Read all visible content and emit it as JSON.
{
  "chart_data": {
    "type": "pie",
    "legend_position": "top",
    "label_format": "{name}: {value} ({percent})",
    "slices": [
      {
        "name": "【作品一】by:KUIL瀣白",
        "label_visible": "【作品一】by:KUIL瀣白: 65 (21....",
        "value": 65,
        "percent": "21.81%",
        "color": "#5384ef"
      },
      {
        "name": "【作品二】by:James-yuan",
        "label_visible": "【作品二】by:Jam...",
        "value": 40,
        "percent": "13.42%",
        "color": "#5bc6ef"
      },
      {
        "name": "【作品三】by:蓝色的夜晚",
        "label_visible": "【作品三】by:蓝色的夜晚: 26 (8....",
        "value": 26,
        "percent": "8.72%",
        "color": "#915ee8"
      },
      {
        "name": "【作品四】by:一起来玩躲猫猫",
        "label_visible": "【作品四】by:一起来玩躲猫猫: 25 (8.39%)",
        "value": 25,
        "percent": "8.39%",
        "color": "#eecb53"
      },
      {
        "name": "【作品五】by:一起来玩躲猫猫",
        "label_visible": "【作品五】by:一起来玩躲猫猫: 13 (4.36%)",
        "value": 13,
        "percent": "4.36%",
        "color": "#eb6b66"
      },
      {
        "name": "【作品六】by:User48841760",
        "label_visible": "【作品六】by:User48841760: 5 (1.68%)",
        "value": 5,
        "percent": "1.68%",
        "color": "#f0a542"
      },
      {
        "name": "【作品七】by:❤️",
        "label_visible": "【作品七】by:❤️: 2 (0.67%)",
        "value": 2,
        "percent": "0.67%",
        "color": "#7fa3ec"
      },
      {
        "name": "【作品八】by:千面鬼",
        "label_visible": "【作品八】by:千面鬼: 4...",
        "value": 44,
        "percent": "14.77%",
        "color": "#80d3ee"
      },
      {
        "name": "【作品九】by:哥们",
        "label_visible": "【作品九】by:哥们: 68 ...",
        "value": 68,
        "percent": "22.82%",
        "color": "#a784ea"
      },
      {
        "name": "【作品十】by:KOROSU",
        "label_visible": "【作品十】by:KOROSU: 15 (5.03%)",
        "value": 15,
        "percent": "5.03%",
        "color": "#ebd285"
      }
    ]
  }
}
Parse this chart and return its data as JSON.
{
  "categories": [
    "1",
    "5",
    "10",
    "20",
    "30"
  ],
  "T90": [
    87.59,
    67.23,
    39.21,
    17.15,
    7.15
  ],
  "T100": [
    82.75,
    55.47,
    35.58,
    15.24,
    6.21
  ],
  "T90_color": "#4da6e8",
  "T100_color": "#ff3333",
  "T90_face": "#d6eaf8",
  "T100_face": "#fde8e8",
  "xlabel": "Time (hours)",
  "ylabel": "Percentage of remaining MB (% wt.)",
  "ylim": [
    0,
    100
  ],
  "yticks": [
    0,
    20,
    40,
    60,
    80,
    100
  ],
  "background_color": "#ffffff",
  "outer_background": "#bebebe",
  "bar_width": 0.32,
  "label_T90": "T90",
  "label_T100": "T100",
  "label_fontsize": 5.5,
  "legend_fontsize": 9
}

AIM OF THE TASK:
Take the lines above and print them exactly.

SOLUTION TO THIS TASK:
Read all visible content and emit it as JSON.
{
  "chart_data": {
    "type": "pie",
    "legend_position": "top",
    "label_format": "{name}: {value} ({percent})",
    "slices": [
      {
        "name": "【作品一】by:KUIL瀣白",
        "label_visible": "【作品一】by:KUIL瀣白: 65 (21....",
        "value": 65,
        "percent": "21.81%",
        "color": "#5384ef"
      },
      {
        "name": "【作品二】by:James-yuan",
        "label_visible": "【作品二】by:Jam...",
        "value": 40,
        "percent": "13.42%",
        "color": "#5bc6ef"
      },
      {
        "name": "【作品三】by:蓝色的夜晚",
        "label_visible": "【作品三】by:蓝色的夜晚: 26 (8....",
        "value": 26,
        "percent": "8.72%",
        "color": "#915ee8"
      },
      {
        "name": "【作品四】by:一起来玩躲猫猫",
        "label_visible": "【作品四】by:一起来玩躲猫猫: 25 (8.39%)",
        "value": 25,
        "percent": "8.39%",
        "color": "#eecb53"
      },
      {
        "name": "【作品五】by:一起来玩躲猫猫",
        "label_visible": "【作品五】by:一起来玩躲猫猫: 13 (4.36%)",
        "value": 13,
        "percent": "4.36%",
        "color": "#eb6b66"
      },
      {
        "name": "【作品六】by:User48841760",
        "label_visible": "【作品六】by:User48841760: 5 (1.68%)",
        "value": 5,
        "percent": "1.68%",
        "color": "#f0a542"
      },
      {
        "name": "【作品七】by:❤️",
        "label_visible": "【作品七】by:❤️: 2 (0.67%)",
        "value": 2,
        "percent": "0.67%",
        "color": "#7fa3ec"
      },
      {
        "name": "【作品八】by:千面鬼",
        "label_visible": "【作品八】by:千面鬼: 4...",
        "value": 44,
        "percent": "14.77%",
        "color": "#80d3ee"
      },
      {
        "name": "【作品九】by:哥们",
        "label_visible": "【作品九】by:哥们: 68 ...",
        "value": 68,
        "percent": "22.82%",
        "color": "#a784ea"
      },
      {
        "name": "【作品十】by:KOROSU",
        "label_visible": "【作品十】by:KOROSU: 15 (5.03%)",
        "value": 15,
        "percent": "5.03%",
        "color": "#ebd285"
      }
    ]
  }
}
Parse this chart and return its data as JSON.
{
  "categories": [
    "1",
    "5",
    "10",
    "20",
    "30"
  ],
  "T90": [
    87.59,
    67.23,
    39.21,
    17.15,
    7.15
  ],
  "T100": [
    82.75,
    55.47,
    35.58,
    15.24,
    6.21
  ],
  "T90_color": "#4da6e8",
  "T100_color": "#ff3333",
  "T90_face": "#d6eaf8",
  "T100_face": "#fde8e8",
  "xlabel": "Time (hours)",
  "ylabel": "Percentage of remaining MB (% wt.)",
  "ylim": [
    0,
    100
  ],
  "yticks": [
    0,
    20,
    40,
    60,
    80,
    100
  ],
  "background_color": "#ffffff",
  "outer_background": "#bebebe",
  "bar_width": 0.32,
  "label_T90": "T90",
  "label_T100": "T100",
  "label_fontsize": 5.5,
  "legend_fontsize": 9
}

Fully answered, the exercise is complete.